All of the data below is to be printed again exactly.

#### Input records

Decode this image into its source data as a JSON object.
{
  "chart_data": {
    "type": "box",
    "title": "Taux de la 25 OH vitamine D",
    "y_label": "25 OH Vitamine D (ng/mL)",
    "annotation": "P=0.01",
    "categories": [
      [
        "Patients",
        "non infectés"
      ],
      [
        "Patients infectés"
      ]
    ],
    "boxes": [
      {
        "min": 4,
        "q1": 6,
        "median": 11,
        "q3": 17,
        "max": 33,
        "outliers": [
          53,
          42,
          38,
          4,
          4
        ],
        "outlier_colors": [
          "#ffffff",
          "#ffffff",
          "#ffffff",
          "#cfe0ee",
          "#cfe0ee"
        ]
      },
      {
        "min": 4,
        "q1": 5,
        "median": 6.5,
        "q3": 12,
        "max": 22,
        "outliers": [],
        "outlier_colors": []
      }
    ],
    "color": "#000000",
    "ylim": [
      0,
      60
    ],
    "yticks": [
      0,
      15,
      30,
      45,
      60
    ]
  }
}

########

Exercise answer -
Decode this image into its source data as a JSON object.
{
  "chart_data": {
    "type": "box",
    "title": "Taux de la 25 OH vitamine D",
    "y_label": "25 OH Vitamine D (ng/mL)",
    "annotation": "P=0.01",
    "categories": [
      [
        "Patients",
        "non infectés"
      ],
      [
        "Patients infectés"
      ]
    ],
    "boxes": [
      {
        "min": 4,
        "q1": 6,
        "median": 11,
        "q3": 17,
        "max": 33,
        "outliers": [
          53,
          42,
          38,
          4,
          4
        ],
        "outlier_colors": [
          "#ffffff",
          "#ffffff",
          "#ffffff",
          "#cfe0ee",
          "#cfe0ee"
        ]
      },
      {
        "min": 4,
        "q1": 5,
        "median": 6.5,
        "q3": 12,
        "max": 22,
        "outliers": [],
        "outlier_colors": []
      }
    ],
    "color": "#000000",
    "ylim": [
      0,
      60
    ],
    "yticks": [
      0,
      15,
      30,
      45,
      60
    ]
  }
}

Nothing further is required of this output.